**The exercise:**
Please output the lines shown below exactly as they appear.

**Records to use:**
-=-=-

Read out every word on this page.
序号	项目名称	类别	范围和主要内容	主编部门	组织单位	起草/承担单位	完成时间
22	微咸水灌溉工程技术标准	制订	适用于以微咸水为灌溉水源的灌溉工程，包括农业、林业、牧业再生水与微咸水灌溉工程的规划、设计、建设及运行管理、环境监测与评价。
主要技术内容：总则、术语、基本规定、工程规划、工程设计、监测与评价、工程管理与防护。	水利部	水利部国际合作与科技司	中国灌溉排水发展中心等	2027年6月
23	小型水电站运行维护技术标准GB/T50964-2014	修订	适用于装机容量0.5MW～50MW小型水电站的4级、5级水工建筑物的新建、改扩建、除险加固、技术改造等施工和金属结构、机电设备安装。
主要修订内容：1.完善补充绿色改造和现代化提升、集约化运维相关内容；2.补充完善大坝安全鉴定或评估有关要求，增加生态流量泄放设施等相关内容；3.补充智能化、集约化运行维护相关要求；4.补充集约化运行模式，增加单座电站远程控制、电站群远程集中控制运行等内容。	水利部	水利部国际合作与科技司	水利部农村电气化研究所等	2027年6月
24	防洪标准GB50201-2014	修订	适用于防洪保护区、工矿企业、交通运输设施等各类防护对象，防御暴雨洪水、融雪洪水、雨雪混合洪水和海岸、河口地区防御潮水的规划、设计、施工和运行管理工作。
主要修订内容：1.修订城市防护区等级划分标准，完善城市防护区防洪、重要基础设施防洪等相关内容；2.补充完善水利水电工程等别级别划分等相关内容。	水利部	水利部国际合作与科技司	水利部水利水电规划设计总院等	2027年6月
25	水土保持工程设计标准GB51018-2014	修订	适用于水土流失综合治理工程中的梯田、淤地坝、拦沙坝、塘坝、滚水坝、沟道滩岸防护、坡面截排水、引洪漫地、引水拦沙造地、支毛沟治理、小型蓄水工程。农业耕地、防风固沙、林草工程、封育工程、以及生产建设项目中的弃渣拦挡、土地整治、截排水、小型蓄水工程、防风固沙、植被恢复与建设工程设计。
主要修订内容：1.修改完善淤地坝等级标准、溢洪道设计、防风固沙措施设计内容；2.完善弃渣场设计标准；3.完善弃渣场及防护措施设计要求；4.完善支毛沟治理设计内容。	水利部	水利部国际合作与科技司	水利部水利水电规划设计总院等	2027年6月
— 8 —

-=-=-

**Written answer:**
Read out every word on this page.
序号	项目名称	类别	范围和主要内容	主编部门	组织单位	起草/承担单位	完成时间
22	微咸水灌溉工程技术标准	制订	适用于以微咸水为灌溉水源的灌溉工程，包括农业、林业、牧业再生水与微咸水灌溉工程的规划、设计、建设及运行管理、环境监测与评价。
主要技术内容：总则、术语、基本规定、工程规划、工程设计、监测与评价、工程管理与防护。	水利部	水利部国际合作与科技司	中国灌溉排水发展中心等	2027年6月
23	小型水电站运行维护技术标准GB/T50964-2014	修订	适用于装机容量0.5MW～50MW小型水电站的4级、5级水工建筑物的新建、改扩建、除险加固、技术改造等施工和金属结构、机电设备安装。
主要修订内容：1.完善补充绿色改造和现代化提升、集约化运维相关内容；2.补充完善大坝安全鉴定或评估有关要求，增加生态流量泄放设施等相关内容；3.补充智能化、集约化运行维护相关要求；4.补充集约化运行模式，增加单座电站远程控制、电站群远程集中控制运行等内容。	水利部	水利部国际合作与科技司	水利部农村电气化研究所等	2027年6月
24	防洪标准GB50201-2014	修订	适用于防洪保护区、工矿企业、交通运输设施等各类防护对象，防御暴雨洪水、融雪洪水、雨雪混合洪水和海岸、河口地区防御潮水的规划、设计、施工和运行管理工作。
主要修订内容：1.修订城市防护区等级划分标准，完善城市防护区防洪、重要基础设施防洪等相关内容；2.补充完善水利水电工程等别级别划分等相关内容。	水利部	水利部国际合作与科技司	水利部水利水电规划设计总院等	2027年6月
25	水土保持工程设计标准GB51018-2014	修订	适用于水土流失综合治理工程中的梯田、淤地坝、拦沙坝、塘坝、滚水坝、沟道滩岸防护、坡面截排水、引洪漫地、引水拦沙造地、支毛沟治理、小型蓄水工程。农业耕地、防风固沙、林草工程、封育工程、以及生产建设项目中的弃渣拦挡、土地整治、截排水、小型蓄水工程、防风固沙、植被恢复与建设工程设计。
主要修订内容：1.修改完善淤地坝等级标准、溢洪道设计、防风固沙措施设计内容；2.完善弃渣场设计标准；3.完善弃渣场及防护措施设计要求；4.完善支毛沟治理设计内容。	水利部	水利部国际合作与科技司	水利部水利水电规划设计总院等	2027年6月
— 8 —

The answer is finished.